### WHAT IS REQUIRED
Write out the entries below once more, exactly.
** Start DATA IN THIS EXERCISE **
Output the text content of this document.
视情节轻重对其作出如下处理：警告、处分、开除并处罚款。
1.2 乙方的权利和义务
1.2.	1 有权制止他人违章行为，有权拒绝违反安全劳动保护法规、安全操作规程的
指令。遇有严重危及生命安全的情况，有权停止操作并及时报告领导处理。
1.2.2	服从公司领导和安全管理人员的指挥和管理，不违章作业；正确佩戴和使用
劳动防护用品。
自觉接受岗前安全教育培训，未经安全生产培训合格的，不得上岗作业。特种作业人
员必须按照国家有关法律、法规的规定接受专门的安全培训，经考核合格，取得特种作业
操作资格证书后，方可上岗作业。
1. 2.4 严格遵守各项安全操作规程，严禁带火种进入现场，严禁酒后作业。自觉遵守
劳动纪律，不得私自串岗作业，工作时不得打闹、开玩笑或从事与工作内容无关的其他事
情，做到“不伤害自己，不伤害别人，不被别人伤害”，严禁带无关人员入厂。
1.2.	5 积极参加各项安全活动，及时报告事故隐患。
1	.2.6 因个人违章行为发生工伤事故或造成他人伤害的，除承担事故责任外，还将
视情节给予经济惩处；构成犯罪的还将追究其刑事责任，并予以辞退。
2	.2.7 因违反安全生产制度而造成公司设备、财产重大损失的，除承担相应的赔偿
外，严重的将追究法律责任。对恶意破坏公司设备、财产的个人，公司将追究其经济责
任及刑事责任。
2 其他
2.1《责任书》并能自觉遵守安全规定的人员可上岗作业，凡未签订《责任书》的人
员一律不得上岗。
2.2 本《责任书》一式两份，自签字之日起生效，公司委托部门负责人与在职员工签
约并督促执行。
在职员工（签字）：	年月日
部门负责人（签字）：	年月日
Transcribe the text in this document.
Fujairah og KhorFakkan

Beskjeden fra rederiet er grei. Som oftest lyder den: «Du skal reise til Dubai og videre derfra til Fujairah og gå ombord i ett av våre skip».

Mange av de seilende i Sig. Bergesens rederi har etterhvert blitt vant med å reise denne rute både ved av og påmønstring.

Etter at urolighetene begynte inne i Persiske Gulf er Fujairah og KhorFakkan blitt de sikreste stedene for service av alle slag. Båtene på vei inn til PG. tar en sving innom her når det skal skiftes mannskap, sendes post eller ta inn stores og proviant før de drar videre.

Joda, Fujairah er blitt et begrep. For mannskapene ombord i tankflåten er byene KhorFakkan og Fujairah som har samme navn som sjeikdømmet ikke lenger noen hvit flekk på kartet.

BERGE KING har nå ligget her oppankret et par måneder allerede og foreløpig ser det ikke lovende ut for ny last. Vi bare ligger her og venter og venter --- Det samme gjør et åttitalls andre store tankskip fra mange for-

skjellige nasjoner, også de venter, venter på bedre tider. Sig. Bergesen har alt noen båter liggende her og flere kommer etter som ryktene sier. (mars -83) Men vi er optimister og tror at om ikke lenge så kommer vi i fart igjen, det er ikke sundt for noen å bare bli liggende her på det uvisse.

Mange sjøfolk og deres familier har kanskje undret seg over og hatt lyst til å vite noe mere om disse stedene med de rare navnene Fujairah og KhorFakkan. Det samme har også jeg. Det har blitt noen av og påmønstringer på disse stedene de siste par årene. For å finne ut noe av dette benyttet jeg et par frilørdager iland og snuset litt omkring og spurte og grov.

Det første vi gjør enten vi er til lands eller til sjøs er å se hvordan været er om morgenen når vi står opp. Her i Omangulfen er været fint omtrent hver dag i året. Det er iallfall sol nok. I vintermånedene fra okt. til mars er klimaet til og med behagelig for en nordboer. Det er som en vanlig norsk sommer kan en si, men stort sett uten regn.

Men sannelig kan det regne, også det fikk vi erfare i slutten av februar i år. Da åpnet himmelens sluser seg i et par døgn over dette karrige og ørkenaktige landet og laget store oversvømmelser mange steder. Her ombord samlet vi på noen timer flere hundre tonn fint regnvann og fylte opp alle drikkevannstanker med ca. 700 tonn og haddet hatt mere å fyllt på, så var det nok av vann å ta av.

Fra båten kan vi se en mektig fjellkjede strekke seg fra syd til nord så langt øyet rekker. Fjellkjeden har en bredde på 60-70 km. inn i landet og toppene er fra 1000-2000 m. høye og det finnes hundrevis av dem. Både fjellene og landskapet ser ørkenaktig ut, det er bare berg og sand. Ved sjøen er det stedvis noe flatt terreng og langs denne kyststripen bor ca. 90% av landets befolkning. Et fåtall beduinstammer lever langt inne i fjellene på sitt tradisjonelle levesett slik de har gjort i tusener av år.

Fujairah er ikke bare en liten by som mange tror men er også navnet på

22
** End DATA IN THIS EXERCISE **
### SOLUTION FOR THIS EXERCISE
Output the text content of this document.
视情节轻重对其作出如下处理：警告、处分、开除并处罚款。
1.2 乙方的权利和义务
1.2.	1 有权制止他人违章行为，有权拒绝违反安全劳动保护法规、安全操作规程的
指令。遇有严重危及生命安全的情况，有权停止操作并及时报告领导处理。
1.2.2	服从公司领导和安全管理人员的指挥和管理，不违章作业；正确佩戴和使用
劳动防护用品。
自觉接受岗前安全教育培训，未经安全生产培训合格的，不得上岗作业。特种作业人
员必须按照国家有关法律、法规的规定接受专门的安全培训，经考核合格，取得特种作业
操作资格证书后，方可上岗作业。
1. 2.4 严格遵守各项安全操作规程，严禁带火种进入现场，严禁酒后作业。自觉遵守
劳动纪律，不得私自串岗作业，工作时不得打闹、开玩笑或从事与工作内容无关的其他事
情，做到“不伤害自己，不伤害别人，不被别人伤害”，严禁带无关人员入厂。
1.2.	5 积极参加各项安全活动，及时报告事故隐患。
1	.2.6 因个人违章行为发生工伤事故或造成他人伤害的，除承担事故责任外，还将
视情节给予经济惩处；构成犯罪的还将追究其刑事责任，并予以辞退。
2	.2.7 因违反安全生产制度而造成公司设备、财产重大损失的，除承担相应的赔偿
外，严重的将追究法律责任。对恶意破坏公司设备、财产的个人，公司将追究其经济责
任及刑事责任。
2 其他
2.1《责任书》并能自觉遵守安全规定的人员可上岗作业，凡未签订《责任书》的人
员一律不得上岗。
2.2 本《责任书》一式两份，自签字之日起生效，公司委托部门负责人与在职员工签
约并督促执行。
在职员工（签字）：	年月日
部门负责人（签字）：	年月日
Transcribe the text in this document.
Fujairah og KhorFakkan

Beskjeden fra rederiet er grei. Som oftest lyder den: «Du skal reise til Dubai og videre derfra til Fujairah og gå ombord i ett av våre skip».

Mange av de seilende i Sig. Bergesens rederi har etterhvert blitt vant med å reise denne rute både ved av og påmønstring.

Etter at urolighetene begynte inne i Persiske Gulf er Fujairah og KhorFakkan blitt de sikreste stedene for service av alle slag. Båtene på vei inn til PG. tar en sving innom her når det skal skiftes mannskap, sendes post eller ta inn stores og proviant før de drar videre.

Joda, Fujairah er blitt et begrep. For mannskapene ombord i tankflåten er byene KhorFakkan og Fujairah som har samme navn som sjeikdømmet ikke lenger noen hvit flekk på kartet.

BERGE KING har nå ligget her oppankret et par måneder allerede og foreløpig ser det ikke lovende ut for ny last. Vi bare ligger her og venter og venter --- Det samme gjør et åttitalls andre store tankskip fra mange for-

skjellige nasjoner, også de venter, venter på bedre tider. Sig. Bergesen har alt noen båter liggende her og flere kommer etter som ryktene sier. (mars -83) Men vi er optimister og tror at om ikke lenge så kommer vi i fart igjen, det er ikke sundt for noen å bare bli liggende her på det uvisse.

Mange sjøfolk og deres familier har kanskje undret seg over og hatt lyst til å vite noe mere om disse stedene med de rare navnene Fujairah og KhorFakkan. Det samme har også jeg. Det har blitt noen av og påmønstringer på disse stedene de siste par årene. For å finne ut noe av dette benyttet jeg et par frilørdager iland og snuset litt omkring og spurte og grov.

Det første vi gjør enten vi er til lands eller til sjøs er å se hvordan været er om morgenen når vi står opp. Her i Omangulfen er været fint omtrent hver dag i året. Det er iallfall sol nok. I vintermånedene fra okt. til mars er klimaet til og med behagelig for en nordboer. Det er som en vanlig norsk sommer kan en si, men stort sett uten regn.

Men sannelig kan det regne, også det fikk vi erfare i slutten av februar i år. Da åpnet himmelens sluser seg i et par døgn over dette karrige og ørkenaktige landet og laget store oversvømmelser mange steder. Her ombord samlet vi på noen timer flere hundre tonn fint regnvann og fylte opp alle drikkevannstanker med ca. 700 tonn og haddet hatt mere å fyllt på, så var det nok av vann å ta av.

Fra båten kan vi se en mektig fjellkjede strekke seg fra syd til nord så langt øyet rekker. Fjellkjeden har en bredde på 60-70 km. inn i landet og toppene er fra 1000-2000 m. høye og det finnes hundrevis av dem. Både fjellene og landskapet ser ørkenaktig ut, det er bare berg og sand. Ved sjøen er det stedvis noe flatt terreng og langs denne kyststripen bor ca. 90% av landets befolkning. Et fåtall beduinstammer lever langt inne i fjellene på sitt tradisjonelle levesett slik de har gjort i tusener av år.

Fujairah er ikke bare en liten by som mange tror men er også navnet på

22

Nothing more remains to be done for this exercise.